──────── RECORDS TO PROCESS ────────

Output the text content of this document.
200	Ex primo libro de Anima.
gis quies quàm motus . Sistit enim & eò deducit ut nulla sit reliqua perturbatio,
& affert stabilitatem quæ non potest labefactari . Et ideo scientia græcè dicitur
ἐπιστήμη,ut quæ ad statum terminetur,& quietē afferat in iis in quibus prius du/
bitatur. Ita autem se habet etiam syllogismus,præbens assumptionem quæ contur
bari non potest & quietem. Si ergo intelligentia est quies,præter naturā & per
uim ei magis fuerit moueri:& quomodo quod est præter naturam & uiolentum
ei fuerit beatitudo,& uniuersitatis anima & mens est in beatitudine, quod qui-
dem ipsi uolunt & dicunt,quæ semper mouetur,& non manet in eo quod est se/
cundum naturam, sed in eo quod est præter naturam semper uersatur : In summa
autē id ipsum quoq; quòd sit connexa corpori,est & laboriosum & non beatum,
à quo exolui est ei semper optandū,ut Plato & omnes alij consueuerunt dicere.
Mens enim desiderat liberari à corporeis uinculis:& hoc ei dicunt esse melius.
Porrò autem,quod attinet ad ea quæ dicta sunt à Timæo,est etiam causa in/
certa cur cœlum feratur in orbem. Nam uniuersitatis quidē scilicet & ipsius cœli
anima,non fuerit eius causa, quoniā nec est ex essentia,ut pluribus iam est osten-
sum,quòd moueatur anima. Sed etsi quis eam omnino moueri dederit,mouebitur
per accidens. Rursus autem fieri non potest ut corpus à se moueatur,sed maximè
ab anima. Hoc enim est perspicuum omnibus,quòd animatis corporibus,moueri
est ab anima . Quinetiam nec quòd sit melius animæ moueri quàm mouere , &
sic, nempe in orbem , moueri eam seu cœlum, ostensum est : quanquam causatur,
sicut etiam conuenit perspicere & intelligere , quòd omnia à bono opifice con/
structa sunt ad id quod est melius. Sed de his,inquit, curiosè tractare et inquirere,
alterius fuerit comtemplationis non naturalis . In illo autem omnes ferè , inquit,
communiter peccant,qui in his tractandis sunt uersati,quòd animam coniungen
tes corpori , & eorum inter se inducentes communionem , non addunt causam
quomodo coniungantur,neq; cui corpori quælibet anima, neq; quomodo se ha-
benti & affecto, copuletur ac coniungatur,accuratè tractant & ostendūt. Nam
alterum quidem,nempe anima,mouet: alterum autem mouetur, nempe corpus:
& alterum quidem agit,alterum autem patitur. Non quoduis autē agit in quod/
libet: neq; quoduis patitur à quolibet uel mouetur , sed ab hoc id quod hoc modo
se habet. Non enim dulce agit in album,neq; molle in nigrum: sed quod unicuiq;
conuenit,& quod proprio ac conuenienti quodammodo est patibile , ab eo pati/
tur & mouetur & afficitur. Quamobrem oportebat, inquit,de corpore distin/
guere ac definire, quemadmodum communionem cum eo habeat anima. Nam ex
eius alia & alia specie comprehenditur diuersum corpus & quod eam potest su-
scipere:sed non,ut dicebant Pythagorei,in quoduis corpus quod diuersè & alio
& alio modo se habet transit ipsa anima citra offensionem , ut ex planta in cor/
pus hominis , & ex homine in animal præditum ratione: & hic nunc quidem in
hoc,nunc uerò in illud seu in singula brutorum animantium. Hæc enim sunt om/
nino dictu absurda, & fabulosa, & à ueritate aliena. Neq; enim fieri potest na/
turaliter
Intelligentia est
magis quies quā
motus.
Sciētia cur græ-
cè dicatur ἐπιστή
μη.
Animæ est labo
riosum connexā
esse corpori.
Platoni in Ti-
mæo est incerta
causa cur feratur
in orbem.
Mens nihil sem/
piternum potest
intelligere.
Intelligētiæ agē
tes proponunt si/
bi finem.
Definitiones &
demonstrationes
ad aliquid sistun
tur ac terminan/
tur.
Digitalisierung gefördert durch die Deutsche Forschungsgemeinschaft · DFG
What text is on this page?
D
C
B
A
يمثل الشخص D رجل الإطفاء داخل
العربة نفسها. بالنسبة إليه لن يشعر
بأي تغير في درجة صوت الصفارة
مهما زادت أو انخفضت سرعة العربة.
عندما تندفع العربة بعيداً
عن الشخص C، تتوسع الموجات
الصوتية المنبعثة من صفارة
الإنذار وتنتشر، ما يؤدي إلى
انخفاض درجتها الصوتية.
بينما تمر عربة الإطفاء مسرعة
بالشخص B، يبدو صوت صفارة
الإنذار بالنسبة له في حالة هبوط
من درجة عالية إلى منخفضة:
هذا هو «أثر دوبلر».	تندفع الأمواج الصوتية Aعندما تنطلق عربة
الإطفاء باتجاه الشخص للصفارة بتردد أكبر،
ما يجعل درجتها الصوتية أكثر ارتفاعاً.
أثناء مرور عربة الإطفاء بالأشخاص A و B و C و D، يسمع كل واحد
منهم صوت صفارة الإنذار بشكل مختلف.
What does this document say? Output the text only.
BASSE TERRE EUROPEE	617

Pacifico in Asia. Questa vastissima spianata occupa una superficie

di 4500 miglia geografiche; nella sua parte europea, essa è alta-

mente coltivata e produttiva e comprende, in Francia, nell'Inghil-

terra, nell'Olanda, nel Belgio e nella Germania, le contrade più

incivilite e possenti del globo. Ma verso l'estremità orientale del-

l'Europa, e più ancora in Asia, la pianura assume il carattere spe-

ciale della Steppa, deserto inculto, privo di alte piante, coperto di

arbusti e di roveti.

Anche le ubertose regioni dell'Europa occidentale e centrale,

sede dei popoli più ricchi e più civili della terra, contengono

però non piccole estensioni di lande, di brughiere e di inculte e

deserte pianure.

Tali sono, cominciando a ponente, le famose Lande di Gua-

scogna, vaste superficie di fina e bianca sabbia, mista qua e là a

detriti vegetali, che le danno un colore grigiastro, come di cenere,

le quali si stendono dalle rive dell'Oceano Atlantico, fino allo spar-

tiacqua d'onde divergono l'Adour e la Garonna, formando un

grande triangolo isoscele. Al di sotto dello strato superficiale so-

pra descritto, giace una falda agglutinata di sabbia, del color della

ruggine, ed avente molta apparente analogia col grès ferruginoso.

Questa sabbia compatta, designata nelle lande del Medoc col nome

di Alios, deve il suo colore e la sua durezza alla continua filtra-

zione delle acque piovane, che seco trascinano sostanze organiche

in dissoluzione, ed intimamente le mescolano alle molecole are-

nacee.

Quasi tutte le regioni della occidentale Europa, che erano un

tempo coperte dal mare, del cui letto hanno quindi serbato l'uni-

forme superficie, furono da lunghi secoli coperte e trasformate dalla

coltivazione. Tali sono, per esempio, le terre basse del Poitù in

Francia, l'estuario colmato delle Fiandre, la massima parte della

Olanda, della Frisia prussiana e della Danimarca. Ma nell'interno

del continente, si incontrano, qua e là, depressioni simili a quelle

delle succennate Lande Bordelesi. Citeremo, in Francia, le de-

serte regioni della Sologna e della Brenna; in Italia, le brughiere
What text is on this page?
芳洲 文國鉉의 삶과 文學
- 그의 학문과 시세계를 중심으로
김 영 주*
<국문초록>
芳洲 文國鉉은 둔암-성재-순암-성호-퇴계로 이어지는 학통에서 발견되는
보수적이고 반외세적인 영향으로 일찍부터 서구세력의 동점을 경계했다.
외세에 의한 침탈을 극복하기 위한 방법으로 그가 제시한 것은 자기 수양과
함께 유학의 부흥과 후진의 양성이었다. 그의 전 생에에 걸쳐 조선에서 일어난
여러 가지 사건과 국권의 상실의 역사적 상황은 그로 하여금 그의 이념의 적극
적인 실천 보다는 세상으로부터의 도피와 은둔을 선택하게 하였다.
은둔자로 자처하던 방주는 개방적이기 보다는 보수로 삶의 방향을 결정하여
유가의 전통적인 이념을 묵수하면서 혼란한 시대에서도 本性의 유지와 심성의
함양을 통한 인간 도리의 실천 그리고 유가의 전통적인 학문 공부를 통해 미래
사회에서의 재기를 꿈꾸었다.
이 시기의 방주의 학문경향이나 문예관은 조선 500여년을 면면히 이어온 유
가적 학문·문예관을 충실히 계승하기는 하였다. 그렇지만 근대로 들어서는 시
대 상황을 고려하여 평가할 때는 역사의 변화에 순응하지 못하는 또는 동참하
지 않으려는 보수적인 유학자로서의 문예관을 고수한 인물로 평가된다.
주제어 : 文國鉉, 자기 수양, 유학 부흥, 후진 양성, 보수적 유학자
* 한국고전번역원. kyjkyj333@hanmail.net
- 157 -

────────

AIM OF THE TASK — Count how many lines of the listing above include "conuenit" and report that number alone.

THE RESULT — 2